======== Exercise input

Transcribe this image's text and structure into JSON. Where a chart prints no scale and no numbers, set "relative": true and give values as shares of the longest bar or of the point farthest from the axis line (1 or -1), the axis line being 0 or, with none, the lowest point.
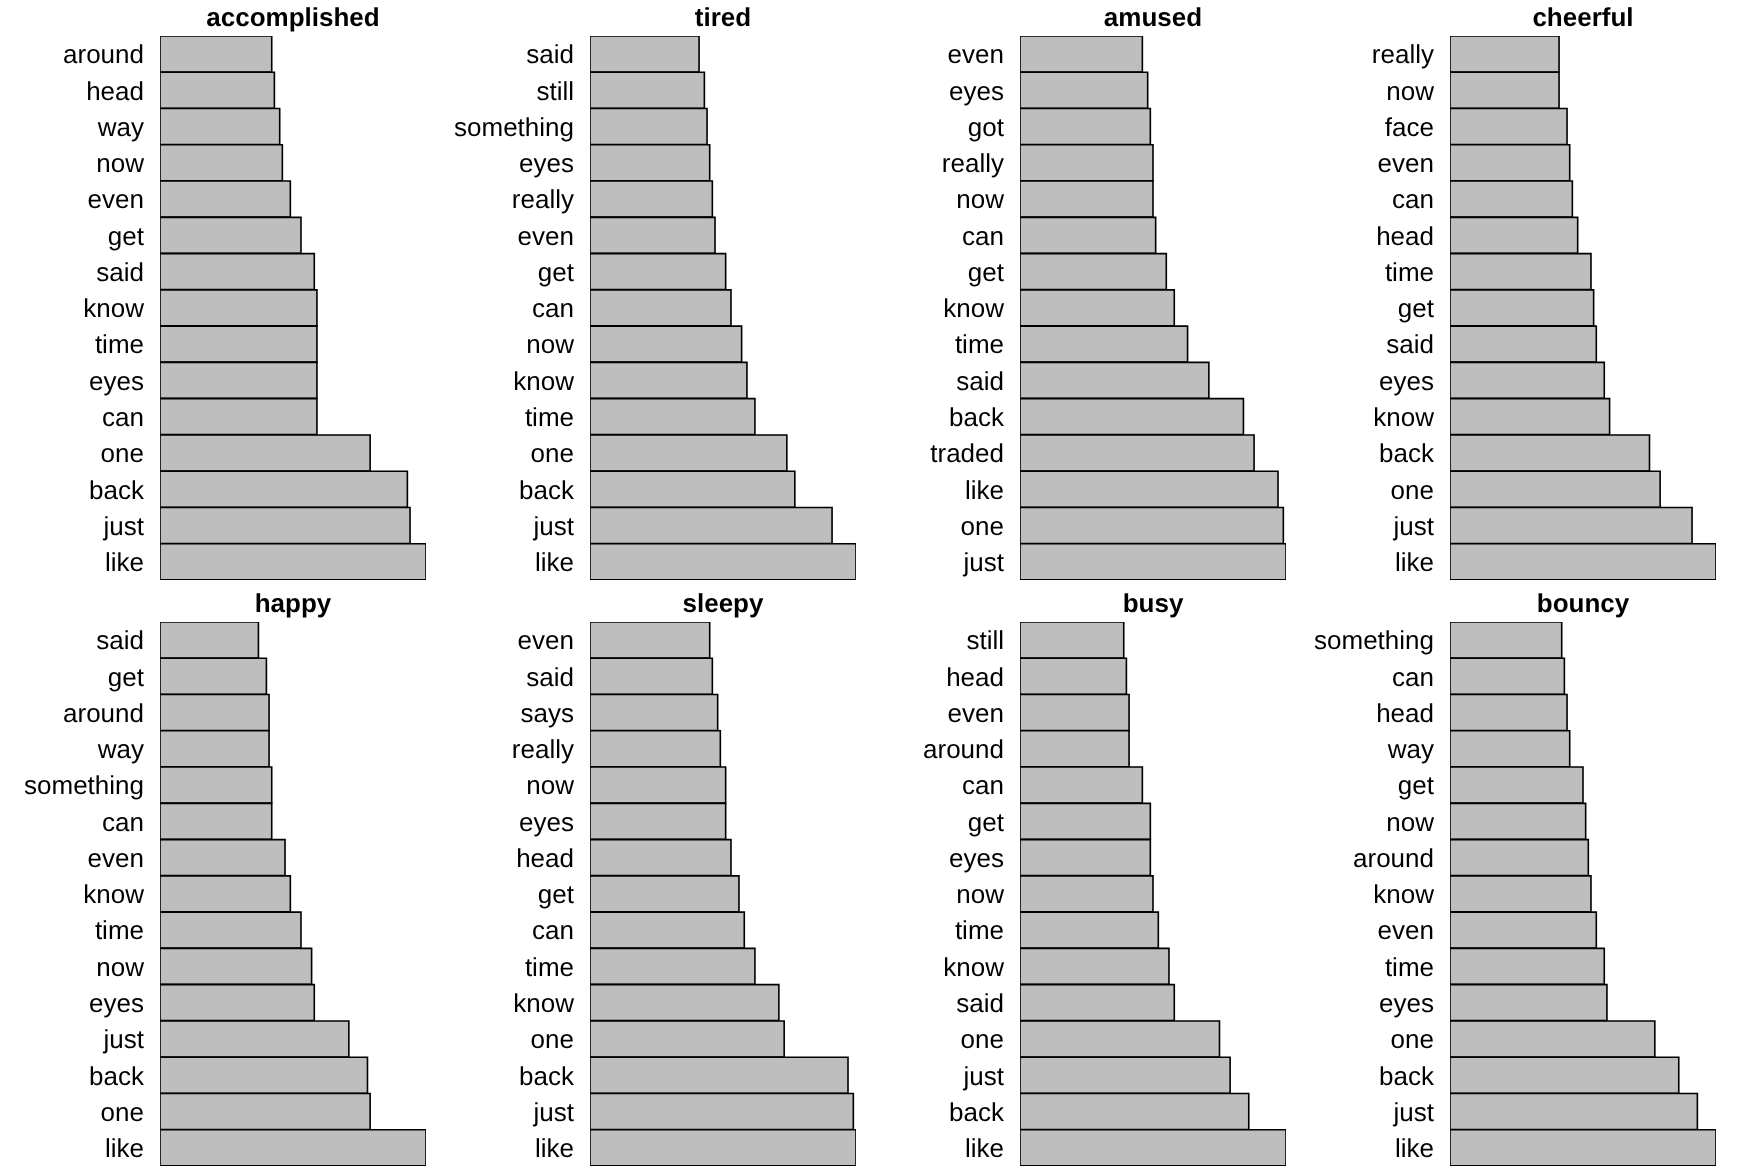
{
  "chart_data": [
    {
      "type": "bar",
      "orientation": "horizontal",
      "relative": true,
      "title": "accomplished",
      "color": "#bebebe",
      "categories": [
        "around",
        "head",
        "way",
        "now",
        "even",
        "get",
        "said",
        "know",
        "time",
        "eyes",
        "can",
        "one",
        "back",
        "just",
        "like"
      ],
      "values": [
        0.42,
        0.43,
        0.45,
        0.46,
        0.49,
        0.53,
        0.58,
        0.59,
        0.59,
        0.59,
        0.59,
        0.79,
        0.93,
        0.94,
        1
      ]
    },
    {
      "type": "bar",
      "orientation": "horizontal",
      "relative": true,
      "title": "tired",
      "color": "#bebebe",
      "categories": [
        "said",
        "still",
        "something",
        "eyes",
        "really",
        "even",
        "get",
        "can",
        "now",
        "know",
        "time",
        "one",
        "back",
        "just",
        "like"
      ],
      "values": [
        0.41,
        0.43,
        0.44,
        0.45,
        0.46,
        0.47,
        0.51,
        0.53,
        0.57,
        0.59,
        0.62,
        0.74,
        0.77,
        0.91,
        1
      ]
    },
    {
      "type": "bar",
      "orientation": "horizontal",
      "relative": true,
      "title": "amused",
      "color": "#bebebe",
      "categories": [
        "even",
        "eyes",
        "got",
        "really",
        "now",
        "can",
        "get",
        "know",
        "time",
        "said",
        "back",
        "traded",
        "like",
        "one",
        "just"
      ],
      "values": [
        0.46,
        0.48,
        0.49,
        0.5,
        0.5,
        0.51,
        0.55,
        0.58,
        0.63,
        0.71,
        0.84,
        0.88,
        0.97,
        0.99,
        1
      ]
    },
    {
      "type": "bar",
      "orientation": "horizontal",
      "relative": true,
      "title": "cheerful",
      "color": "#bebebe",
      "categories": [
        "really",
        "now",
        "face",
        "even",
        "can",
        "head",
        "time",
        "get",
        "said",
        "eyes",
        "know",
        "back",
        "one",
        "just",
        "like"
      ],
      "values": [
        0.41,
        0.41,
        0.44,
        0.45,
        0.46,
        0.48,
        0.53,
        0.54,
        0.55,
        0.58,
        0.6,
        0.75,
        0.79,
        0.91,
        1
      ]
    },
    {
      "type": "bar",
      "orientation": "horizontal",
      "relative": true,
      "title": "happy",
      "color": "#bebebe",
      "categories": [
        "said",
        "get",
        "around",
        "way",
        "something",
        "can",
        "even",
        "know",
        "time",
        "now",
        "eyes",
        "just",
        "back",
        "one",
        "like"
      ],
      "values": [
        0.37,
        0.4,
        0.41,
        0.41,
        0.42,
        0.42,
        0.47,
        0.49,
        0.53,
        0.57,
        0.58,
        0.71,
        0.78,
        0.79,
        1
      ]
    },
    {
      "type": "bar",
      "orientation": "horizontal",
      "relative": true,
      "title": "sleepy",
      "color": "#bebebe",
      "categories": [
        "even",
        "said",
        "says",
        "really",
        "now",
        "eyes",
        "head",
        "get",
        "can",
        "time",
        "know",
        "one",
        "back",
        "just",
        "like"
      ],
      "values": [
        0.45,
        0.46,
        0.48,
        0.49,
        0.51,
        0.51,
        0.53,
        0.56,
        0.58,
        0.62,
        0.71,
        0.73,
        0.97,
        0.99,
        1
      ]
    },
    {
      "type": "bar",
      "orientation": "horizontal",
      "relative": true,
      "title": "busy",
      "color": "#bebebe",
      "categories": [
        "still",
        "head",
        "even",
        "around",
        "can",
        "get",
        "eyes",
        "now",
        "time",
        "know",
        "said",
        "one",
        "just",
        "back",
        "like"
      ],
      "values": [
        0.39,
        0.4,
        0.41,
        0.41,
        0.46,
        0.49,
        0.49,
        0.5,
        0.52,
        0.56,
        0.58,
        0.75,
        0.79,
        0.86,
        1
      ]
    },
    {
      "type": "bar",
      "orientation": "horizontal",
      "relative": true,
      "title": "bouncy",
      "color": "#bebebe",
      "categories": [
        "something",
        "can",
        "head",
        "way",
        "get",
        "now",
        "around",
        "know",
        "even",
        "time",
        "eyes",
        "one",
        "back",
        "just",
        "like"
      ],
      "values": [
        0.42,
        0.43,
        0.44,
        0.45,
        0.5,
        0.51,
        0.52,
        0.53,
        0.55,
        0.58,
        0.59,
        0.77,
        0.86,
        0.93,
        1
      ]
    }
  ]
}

================

### Exercise description
Restate the records above in full, word for word. Keep pictures out.

### Worked answer
Transcribe this image's text and structure into JSON. Where a chart prints no scale and no numbers, set "relative": true and give values as shares of the longest bar or of the point farthest from the axis line (1 or -1), the axis line being 0 or, with none, the lowest point.
{
  "chart_data": [
    {
      "type": "bar",
      "orientation": "horizontal",
      "relative": true,
      "title": "accomplished",
      "color": "#bebebe",
      "categories": [
        "around",
        "head",
        "way",
        "now",
        "even",
        "get",
        "said",
        "know",
        "time",
        "eyes",
        "can",
        "one",
        "back",
        "just",
        "like"
      ],
      "values": [
        0.42,
        0.43,
        0.45,
        0.46,
        0.49,
        0.53,
        0.58,
        0.59,
        0.59,
        0.59,
        0.59,
        0.79,
        0.93,
        0.94,
        1
      ]
    },
    {
      "type": "bar",
      "orientation": "horizontal",
      "relative": true,
      "title": "tired",
      "color": "#bebebe",
      "categories": [
        "said",
        "still",
        "something",
        "eyes",
        "really",
        "even",
        "get",
        "can",
        "now",
        "know",
        "time",
        "one",
        "back",
        "just",
        "like"
      ],
      "values": [
        0.41,
        0.43,
        0.44,
        0.45,
        0.46,
        0.47,
        0.51,
        0.53,
        0.57,
        0.59,
        0.62,
        0.74,
        0.77,
        0.91,
        1
      ]
    },
    {
      "type": "bar",
      "orientation": "horizontal",
      "relative": true,
      "title": "amused",
      "color": "#bebebe",
      "categories": [
        "even",
        "eyes",
        "got",
        "really",
        "now",
        "can",
        "get",
        "know",
        "time",
        "said",
        "back",
        "traded",
        "like",
        "one",
        "just"
      ],
      "values": [
        0.46,
        0.48,
        0.49,
        0.5,
        0.5,
        0.51,
        0.55,
        0.58,
        0.63,
        0.71,
        0.84,
        0.88,
        0.97,
        0.99,
        1
      ]
    },
    {
      "type": "bar",
      "orientation": "horizontal",
      "relative": true,
      "title": "cheerful",
      "color": "#bebebe",
      "categories": [
        "really",
        "now",
        "face",
        "even",
        "can",
        "head",
        "time",
        "get",
        "said",
        "eyes",
        "know",
        "back",
        "one",
        "just",
        "like"
      ],
      "values": [
        0.41,
        0.41,
        0.44,
        0.45,
        0.46,
        0.48,
        0.53,
        0.54,
        0.55,
        0.58,
        0.6,
        0.75,
        0.79,
        0.91,
        1
      ]
    },
    {
      "type": "bar",
      "orientation": "horizontal",
      "relative": true,
      "title": "happy",
      "color": "#bebebe",
      "categories": [
        "said",
        "get",
        "around",
        "way",
        "something",
        "can",
        "even",
        "know",
        "time",
        "now",
        "eyes",
        "just",
        "back",
        "one",
        "like"
      ],
      "values": [
        0.37,
        0.4,
        0.41,
        0.41,
        0.42,
        0.42,
        0.47,
        0.49,
        0.53,
        0.57,
        0.58,
        0.71,
        0.78,
        0.79,
        1
      ]
    },
    {
      "type": "bar",
      "orientation": "horizontal",
      "relative": true,
      "title": "sleepy",
      "color": "#bebebe",
      "categories": [
        "even",
        "said",
        "says",
        "really",
        "now",
        "eyes",
        "head",
        "get",
        "can",
        "time",
        "know",
        "one",
        "back",
        "just",
        "like"
      ],
      "values": [
        0.45,
        0.46,
        0.48,
        0.49,
        0.51,
        0.51,
        0.53,
        0.56,
        0.58,
        0.62,
        0.71,
        0.73,
        0.97,
        0.99,
        1
      ]
    },
    {
      "type": "bar",
      "orientation": "horizontal",
      "relative": true,
      "title": "busy",
      "color": "#bebebe",
      "categories": [
        "still",
        "head",
        "even",
        "around",
        "can",
        "get",
        "eyes",
        "now",
        "time",
        "know",
        "said",
        "one",
        "just",
        "back",
        "like"
      ],
      "values": [
        0.39,
        0.4,
        0.41,
        0.41,
        0.46,
        0.49,
        0.49,
        0.5,
        0.52,
        0.56,
        0.58,
        0.75,
        0.79,
        0.86,
        1
      ]
    },
    {
      "type": "bar",
      "orientation": "horizontal",
      "relative": true,
      "title": "bouncy",
      "color": "#bebebe",
      "categories": [
        "something",
        "can",
        "head",
        "way",
        "get",
        "now",
        "around",
        "know",
        "even",
        "time",
        "eyes",
        "one",
        "back",
        "just",
        "like"
      ],
      "values": [
        0.42,
        0.43,
        0.44,
        0.45,
        0.5,
        0.51,
        0.52,
        0.53,
        0.55,
        0.58,
        0.59,
        0.77,
        0.86,
        0.93,
        1
      ]
    }
  ]
}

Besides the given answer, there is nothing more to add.